Retype the material that follows, keeping every word as it is.

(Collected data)
*-*-*
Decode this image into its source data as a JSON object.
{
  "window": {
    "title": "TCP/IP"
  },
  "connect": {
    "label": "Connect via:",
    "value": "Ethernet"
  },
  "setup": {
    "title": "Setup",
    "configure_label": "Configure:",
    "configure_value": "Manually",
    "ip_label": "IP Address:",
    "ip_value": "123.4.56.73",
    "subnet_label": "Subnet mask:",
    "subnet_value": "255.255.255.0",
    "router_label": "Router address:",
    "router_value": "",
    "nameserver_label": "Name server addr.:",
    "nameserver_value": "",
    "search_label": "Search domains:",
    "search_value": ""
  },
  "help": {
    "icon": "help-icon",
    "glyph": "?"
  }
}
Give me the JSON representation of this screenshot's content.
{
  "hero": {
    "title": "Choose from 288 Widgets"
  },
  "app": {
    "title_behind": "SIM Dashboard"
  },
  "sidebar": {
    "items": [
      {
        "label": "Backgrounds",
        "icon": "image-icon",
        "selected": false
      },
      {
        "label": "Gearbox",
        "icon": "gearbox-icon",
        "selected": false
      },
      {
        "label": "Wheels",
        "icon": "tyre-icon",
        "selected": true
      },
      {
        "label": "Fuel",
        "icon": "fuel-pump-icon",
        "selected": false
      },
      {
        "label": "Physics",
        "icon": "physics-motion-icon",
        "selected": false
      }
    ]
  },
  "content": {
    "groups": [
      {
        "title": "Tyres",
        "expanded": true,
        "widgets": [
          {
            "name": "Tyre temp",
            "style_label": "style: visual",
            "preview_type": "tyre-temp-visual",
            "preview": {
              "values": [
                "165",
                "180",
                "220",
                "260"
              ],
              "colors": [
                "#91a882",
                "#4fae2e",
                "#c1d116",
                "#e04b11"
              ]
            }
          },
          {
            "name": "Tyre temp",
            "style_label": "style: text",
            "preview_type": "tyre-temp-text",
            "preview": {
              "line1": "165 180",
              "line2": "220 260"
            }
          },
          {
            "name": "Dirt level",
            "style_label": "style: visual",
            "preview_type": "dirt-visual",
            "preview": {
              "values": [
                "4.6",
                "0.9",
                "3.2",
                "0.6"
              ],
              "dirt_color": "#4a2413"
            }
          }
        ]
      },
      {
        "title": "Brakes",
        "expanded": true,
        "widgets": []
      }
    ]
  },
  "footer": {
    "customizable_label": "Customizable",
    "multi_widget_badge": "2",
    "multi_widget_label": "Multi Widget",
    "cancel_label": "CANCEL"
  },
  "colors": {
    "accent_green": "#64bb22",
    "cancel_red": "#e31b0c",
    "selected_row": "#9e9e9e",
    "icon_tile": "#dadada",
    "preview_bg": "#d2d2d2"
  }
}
*-*-*
--- THE COMPLETED TASK ---
Decode this image into its source data as a JSON object.
{
  "window": {
    "title": "TCP/IP"
  },
  "connect": {
    "label": "Connect via:",
    "value": "Ethernet"
  },
  "setup": {
    "title": "Setup",
    "configure_label": "Configure:",
    "configure_value": "Manually",
    "ip_label": "IP Address:",
    "ip_value": "123.4.56.73",
    "subnet_label": "Subnet mask:",
    "subnet_value": "255.255.255.0",
    "router_label": "Router address:",
    "router_value": "",
    "nameserver_label": "Name server addr.:",
    "nameserver_value": "",
    "search_label": "Search domains:",
    "search_value": ""
  },
  "help": {
    "icon": "help-icon",
    "glyph": "?"
  }
}
Give me the JSON representation of this screenshot's content.
{
  "hero": {
    "title": "Choose from 288 Widgets"
  },
  "app": {
    "title_behind": "SIM Dashboard"
  },
  "sidebar": {
    "items": [
      {
        "label": "Backgrounds",
        "icon": "image-icon",
        "selected": false
      },
      {
        "label": "Gearbox",
        "icon": "gearbox-icon",
        "selected": false
      },
      {
        "label": "Wheels",
        "icon": "tyre-icon",
        "selected": true
      },
      {
        "label": "Fuel",
        "icon": "fuel-pump-icon",
        "selected": false
      },
      {
        "label": "Physics",
        "icon": "physics-motion-icon",
        "selected": false
      }
    ]
  },
  "content": {
    "groups": [
      {
        "title": "Tyres",
        "expanded": true,
        "widgets": [
          {
            "name": "Tyre temp",
            "style_label": "style: visual",
            "preview_type": "tyre-temp-visual",
            "preview": {
              "values": [
                "165",
                "180",
                "220",
                "260"
              ],
              "colors": [
                "#91a882",
                "#4fae2e",
                "#c1d116",
                "#e04b11"
              ]
            }
          },
          {
            "name": "Tyre temp",
            "style_label": "style: text",
            "preview_type": "tyre-temp-text",
            "preview": {
              "line1": "165 180",
              "line2": "220 260"
            }
          },
          {
            "name": "Dirt level",
            "style_label": "style: visual",
            "preview_type": "dirt-visual",
            "preview": {
              "values": [
                "4.6",
                "0.9",
                "3.2",
                "0.6"
              ],
              "dirt_color": "#4a2413"
            }
          }
        ]
      },
      {
        "title": "Brakes",
        "expanded": true,
        "widgets": []
      }
    ]
  },
  "footer": {
    "customizable_label": "Customizable",
    "multi_widget_badge": "2",
    "multi_widget_label": "Multi Widget",
    "cancel_label": "CANCEL"
  },
  "colors": {
    "accent_green": "#64bb22",
    "cancel_red": "#e31b0c",
    "selected_row": "#9e9e9e",
    "icon_tile": "#dadada",
    "preview_bg": "#d2d2d2"
  }
}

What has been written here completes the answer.